■ Exercise goal:
Identify the lines that contain the word "name", then copy them.
+--
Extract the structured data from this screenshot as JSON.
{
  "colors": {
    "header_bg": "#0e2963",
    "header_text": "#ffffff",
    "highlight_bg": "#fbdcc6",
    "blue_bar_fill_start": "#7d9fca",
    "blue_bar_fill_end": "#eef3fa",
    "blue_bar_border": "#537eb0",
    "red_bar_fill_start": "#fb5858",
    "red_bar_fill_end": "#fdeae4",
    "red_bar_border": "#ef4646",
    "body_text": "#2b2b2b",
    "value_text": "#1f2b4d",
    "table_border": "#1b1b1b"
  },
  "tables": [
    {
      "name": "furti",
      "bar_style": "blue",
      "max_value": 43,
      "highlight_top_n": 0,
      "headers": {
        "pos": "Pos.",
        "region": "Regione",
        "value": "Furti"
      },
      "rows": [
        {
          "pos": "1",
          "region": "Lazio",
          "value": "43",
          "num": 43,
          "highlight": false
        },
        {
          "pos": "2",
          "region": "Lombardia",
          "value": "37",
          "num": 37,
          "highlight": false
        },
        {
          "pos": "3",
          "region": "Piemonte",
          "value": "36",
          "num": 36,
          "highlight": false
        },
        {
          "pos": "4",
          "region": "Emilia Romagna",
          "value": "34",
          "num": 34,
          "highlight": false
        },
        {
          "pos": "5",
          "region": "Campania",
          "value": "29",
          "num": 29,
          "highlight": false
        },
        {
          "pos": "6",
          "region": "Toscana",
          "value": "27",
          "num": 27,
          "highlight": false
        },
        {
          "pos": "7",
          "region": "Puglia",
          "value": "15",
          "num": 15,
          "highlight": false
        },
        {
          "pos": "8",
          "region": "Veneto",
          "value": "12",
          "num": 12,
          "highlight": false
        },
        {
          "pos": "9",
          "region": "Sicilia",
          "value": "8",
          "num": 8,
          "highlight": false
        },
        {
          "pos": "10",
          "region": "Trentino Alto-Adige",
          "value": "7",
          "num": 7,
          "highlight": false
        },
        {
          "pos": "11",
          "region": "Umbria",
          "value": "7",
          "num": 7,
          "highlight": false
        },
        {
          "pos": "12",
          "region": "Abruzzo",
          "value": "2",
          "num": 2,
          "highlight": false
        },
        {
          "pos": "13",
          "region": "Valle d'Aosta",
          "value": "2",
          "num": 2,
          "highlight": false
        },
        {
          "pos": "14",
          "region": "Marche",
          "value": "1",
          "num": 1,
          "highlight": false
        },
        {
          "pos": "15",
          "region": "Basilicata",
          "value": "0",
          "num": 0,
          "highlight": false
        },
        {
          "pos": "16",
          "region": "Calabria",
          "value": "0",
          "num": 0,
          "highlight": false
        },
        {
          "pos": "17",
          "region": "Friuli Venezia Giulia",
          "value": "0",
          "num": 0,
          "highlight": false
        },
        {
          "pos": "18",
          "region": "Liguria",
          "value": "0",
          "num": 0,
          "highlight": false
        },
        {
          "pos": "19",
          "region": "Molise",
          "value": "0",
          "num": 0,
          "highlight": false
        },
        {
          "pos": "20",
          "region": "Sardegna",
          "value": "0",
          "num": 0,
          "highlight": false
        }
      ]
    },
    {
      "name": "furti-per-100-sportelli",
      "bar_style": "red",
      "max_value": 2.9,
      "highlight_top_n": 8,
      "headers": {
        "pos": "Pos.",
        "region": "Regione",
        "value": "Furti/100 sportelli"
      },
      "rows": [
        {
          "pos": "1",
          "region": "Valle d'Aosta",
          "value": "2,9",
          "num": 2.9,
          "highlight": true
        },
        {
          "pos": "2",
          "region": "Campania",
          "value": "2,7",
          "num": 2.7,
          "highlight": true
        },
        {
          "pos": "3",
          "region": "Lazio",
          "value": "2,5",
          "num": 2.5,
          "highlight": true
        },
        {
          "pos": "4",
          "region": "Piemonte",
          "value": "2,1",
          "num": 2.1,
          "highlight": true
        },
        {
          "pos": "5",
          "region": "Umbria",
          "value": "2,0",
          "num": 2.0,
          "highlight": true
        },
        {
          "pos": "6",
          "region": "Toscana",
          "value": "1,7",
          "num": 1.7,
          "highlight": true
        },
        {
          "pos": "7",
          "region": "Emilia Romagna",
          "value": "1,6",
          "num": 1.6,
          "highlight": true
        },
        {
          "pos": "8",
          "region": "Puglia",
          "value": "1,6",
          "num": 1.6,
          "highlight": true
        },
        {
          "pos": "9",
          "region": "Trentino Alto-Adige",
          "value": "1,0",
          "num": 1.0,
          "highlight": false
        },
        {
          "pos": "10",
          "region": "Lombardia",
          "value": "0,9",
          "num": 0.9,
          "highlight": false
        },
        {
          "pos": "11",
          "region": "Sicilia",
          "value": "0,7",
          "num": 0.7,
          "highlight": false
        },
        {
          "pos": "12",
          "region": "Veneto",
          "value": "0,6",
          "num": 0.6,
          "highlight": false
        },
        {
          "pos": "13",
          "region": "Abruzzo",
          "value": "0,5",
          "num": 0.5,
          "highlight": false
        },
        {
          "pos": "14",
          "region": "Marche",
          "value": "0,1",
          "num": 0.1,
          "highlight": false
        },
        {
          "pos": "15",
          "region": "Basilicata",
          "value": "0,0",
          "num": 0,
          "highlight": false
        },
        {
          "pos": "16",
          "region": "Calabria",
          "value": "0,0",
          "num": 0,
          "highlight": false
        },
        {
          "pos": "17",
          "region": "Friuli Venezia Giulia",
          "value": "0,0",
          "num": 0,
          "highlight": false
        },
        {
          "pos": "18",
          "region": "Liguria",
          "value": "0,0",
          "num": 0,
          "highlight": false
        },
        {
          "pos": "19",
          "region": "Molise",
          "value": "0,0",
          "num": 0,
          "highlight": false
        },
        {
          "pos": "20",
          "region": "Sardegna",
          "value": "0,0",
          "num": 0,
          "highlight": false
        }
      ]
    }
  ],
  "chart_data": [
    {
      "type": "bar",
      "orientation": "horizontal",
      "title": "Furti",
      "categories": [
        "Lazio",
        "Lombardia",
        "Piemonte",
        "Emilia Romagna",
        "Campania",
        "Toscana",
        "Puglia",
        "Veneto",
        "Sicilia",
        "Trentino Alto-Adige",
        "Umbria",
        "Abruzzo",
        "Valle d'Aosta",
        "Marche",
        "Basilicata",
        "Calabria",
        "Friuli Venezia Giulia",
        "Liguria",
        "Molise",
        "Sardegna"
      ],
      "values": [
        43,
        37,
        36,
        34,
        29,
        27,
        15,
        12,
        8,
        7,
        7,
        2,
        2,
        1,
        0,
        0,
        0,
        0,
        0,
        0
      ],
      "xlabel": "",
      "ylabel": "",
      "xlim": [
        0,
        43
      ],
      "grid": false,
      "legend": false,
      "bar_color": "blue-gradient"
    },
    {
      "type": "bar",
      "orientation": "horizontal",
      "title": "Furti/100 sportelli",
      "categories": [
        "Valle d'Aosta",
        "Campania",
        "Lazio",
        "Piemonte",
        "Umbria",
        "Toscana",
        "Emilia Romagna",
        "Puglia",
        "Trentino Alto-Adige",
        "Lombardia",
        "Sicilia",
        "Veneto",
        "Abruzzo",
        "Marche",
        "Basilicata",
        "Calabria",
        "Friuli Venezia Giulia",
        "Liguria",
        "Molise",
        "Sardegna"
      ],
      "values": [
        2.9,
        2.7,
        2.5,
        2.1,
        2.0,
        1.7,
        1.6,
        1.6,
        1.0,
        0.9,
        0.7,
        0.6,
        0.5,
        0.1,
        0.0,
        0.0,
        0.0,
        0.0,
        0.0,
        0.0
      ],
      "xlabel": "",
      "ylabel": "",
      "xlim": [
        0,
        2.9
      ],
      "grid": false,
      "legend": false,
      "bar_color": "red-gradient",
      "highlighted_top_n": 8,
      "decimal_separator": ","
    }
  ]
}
+--
■ Completed task:
      "name": "furti",
      "name": "furti-per-100-sportelli",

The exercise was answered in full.